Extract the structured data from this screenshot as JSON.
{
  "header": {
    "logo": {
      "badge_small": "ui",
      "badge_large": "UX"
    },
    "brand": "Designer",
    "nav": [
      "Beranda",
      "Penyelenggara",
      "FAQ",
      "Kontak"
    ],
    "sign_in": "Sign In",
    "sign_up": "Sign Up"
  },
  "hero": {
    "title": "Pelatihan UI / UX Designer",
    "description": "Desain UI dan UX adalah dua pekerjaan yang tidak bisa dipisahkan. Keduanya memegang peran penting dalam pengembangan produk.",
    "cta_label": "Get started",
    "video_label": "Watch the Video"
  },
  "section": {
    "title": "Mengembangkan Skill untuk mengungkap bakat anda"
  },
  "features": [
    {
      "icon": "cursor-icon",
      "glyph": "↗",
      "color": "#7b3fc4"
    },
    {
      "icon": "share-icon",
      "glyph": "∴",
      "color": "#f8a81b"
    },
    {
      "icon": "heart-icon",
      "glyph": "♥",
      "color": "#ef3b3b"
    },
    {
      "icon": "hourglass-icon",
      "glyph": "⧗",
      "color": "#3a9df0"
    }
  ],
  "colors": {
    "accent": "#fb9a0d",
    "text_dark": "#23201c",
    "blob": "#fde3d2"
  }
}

━━━━━━━━━━━━━━━━

* [Exercise directions]: Search the entries for "title" and copy out each line that has it.

* [The completed task]:
    "title": "Pelatihan UI / UX Designer",
    "title": "Mengembangkan Skill untuk mengungkap bakat anda"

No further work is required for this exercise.